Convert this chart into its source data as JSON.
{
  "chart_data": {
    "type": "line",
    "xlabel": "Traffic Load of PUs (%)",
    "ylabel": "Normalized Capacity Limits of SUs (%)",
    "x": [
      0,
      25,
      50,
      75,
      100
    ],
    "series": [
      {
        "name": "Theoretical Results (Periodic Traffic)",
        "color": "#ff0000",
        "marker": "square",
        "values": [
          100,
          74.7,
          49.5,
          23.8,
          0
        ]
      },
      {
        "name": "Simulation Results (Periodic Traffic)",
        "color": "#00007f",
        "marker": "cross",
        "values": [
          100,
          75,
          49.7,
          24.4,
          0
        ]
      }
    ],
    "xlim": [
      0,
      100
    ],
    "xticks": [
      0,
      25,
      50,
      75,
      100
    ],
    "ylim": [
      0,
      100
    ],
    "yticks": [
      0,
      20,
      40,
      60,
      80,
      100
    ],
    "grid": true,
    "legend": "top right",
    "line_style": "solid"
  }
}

──────────────────────────────

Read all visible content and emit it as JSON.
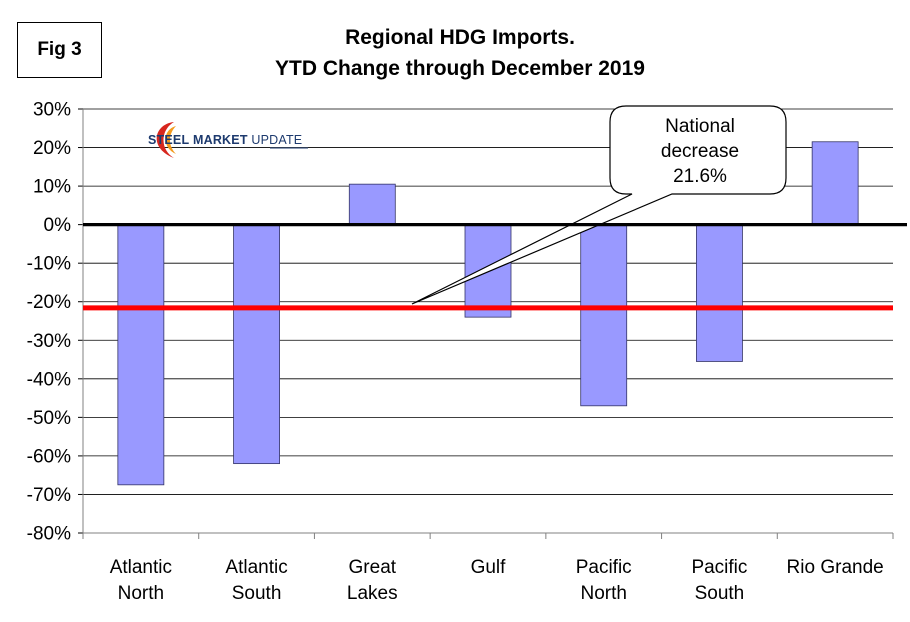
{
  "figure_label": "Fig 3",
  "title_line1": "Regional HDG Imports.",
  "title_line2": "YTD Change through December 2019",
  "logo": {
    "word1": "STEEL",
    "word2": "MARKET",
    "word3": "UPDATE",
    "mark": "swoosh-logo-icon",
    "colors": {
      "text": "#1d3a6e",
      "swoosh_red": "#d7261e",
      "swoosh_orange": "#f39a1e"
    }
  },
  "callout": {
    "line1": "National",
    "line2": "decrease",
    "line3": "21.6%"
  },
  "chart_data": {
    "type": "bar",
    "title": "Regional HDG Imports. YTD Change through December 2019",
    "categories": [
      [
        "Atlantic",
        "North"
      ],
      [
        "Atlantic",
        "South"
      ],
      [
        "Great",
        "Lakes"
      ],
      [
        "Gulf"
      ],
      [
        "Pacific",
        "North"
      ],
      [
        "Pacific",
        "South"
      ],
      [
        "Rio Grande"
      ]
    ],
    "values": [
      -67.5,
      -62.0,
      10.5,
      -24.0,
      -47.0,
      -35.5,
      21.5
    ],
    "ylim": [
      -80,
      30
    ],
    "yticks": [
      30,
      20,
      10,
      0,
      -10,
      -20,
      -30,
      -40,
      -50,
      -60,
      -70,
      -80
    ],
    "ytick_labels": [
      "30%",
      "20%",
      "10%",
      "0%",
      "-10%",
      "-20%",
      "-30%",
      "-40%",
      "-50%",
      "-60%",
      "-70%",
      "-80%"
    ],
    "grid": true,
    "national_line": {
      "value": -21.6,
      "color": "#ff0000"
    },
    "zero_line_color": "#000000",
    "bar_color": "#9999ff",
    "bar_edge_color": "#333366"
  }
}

──────────────────────────────

### TASK PROMPT
In the entries above, find each line with the word "JSON" and show it.

### ANSWER FOR THIS EXERCISE
Convert this chart into its source data as JSON.
Read all visible content and emit it as JSON.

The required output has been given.